Pull out every line from the listing that has the word "échéant".

## start

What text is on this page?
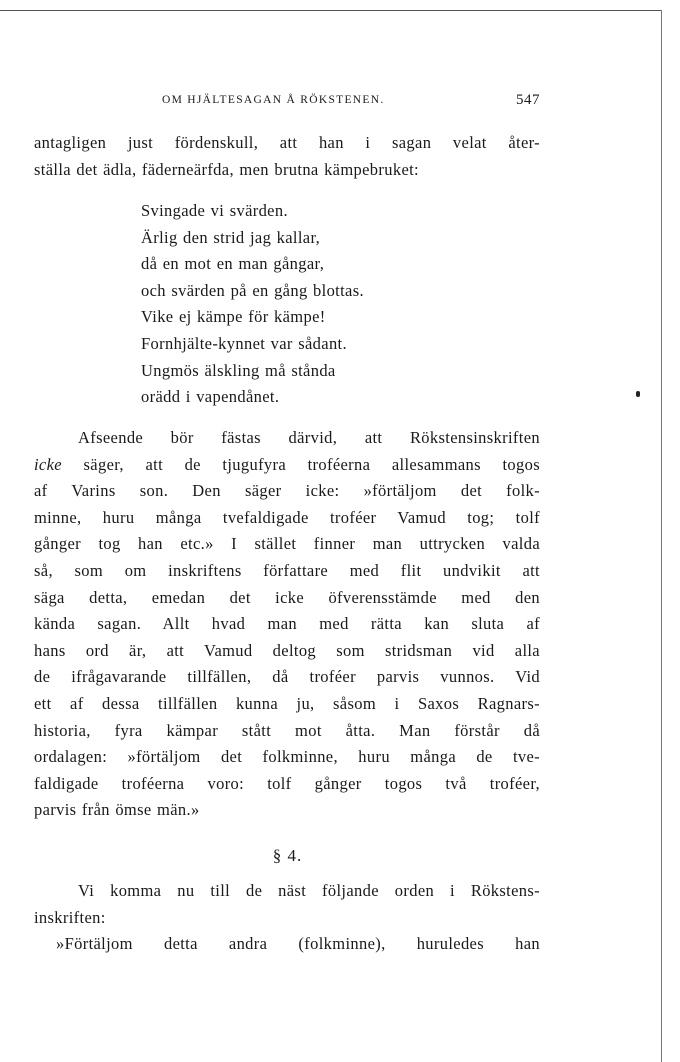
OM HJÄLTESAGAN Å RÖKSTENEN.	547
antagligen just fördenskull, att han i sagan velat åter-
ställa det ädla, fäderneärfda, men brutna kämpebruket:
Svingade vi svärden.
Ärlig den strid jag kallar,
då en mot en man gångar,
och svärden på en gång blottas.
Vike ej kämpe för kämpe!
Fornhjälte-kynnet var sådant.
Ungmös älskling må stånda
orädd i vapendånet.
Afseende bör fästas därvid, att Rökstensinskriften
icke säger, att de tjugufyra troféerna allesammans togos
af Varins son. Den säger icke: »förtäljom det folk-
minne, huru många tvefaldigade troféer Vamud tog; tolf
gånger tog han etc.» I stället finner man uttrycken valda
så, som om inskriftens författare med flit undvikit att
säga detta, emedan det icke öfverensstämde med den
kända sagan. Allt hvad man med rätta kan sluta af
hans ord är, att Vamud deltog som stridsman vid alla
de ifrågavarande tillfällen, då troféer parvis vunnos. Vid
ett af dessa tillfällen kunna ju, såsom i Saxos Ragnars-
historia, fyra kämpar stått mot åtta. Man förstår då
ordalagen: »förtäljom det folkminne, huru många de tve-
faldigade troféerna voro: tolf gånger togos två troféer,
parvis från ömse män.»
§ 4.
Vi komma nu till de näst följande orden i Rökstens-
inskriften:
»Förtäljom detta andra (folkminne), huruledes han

## end
## start

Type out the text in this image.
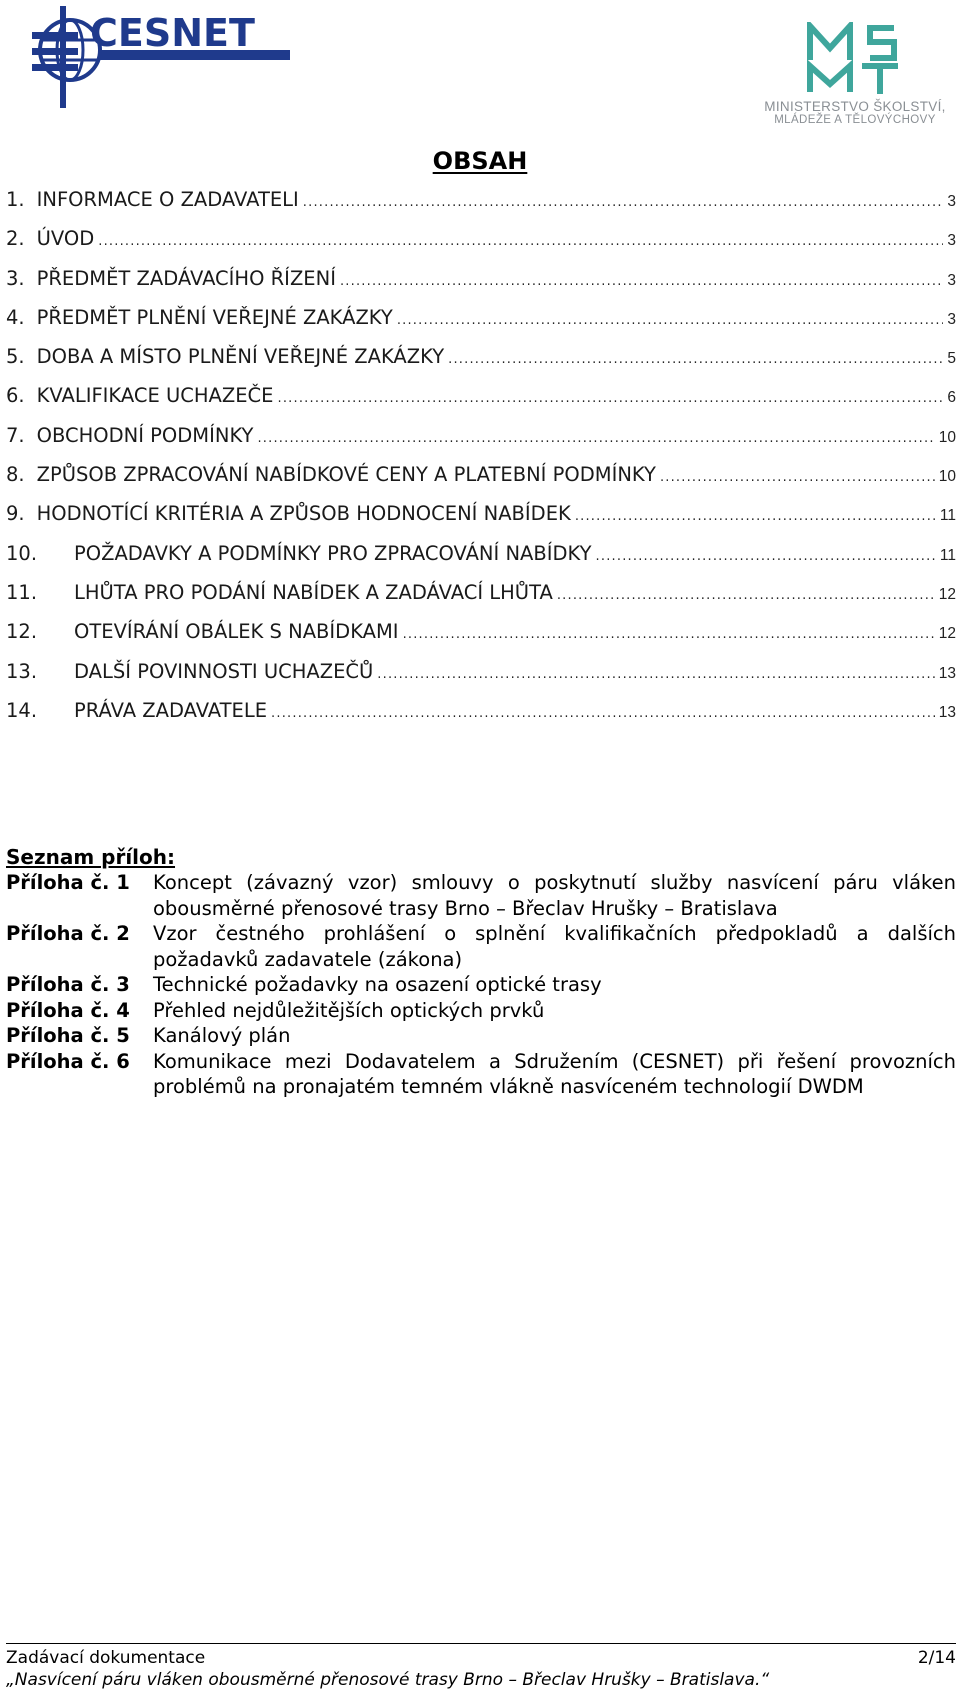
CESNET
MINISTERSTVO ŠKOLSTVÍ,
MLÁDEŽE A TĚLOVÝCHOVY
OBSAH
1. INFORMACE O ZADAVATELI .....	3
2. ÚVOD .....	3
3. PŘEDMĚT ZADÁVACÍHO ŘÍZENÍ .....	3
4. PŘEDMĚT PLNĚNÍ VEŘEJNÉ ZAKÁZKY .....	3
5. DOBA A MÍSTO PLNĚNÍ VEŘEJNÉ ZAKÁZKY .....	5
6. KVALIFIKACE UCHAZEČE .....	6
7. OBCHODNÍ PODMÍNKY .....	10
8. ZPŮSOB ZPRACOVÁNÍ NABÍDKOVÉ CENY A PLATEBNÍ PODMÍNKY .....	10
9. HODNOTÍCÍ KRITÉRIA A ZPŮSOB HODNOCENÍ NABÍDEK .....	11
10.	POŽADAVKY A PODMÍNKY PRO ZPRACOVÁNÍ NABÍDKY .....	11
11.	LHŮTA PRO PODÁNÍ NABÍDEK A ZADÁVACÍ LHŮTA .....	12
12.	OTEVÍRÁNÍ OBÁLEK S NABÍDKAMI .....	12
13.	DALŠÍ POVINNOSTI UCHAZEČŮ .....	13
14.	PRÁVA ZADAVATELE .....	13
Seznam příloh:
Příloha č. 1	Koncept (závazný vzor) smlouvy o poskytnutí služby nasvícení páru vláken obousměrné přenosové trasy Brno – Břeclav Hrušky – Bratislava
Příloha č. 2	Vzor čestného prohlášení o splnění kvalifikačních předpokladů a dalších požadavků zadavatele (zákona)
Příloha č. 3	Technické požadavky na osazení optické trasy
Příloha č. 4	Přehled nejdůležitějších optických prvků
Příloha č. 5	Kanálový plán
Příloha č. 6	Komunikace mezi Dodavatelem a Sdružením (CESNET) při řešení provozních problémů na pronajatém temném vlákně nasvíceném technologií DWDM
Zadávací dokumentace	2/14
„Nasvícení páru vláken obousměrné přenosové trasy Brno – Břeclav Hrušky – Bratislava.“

## end
## start

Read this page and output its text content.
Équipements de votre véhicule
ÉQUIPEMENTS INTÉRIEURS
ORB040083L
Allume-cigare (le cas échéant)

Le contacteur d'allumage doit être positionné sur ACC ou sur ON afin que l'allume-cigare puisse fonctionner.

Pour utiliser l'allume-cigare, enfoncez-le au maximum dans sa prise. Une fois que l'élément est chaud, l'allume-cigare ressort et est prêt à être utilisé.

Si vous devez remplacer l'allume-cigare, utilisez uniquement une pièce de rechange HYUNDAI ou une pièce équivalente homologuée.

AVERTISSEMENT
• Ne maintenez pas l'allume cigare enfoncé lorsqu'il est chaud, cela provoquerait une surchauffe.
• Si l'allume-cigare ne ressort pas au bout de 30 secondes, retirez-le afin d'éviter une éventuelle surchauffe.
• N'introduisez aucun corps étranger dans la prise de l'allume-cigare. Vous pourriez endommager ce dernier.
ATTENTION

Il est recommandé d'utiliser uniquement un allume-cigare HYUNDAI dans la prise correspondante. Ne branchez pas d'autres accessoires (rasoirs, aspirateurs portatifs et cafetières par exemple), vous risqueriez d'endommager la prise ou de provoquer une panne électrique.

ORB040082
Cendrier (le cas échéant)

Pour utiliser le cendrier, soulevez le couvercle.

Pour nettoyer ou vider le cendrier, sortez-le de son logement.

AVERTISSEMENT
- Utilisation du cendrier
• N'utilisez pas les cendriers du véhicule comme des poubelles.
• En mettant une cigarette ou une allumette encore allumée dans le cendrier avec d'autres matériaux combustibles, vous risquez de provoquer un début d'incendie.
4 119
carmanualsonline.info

## end

**SOLUTION TO THIS EXERCISE:**
Allume-cigare (le cas échéant)
Cendrier (le cas échéant)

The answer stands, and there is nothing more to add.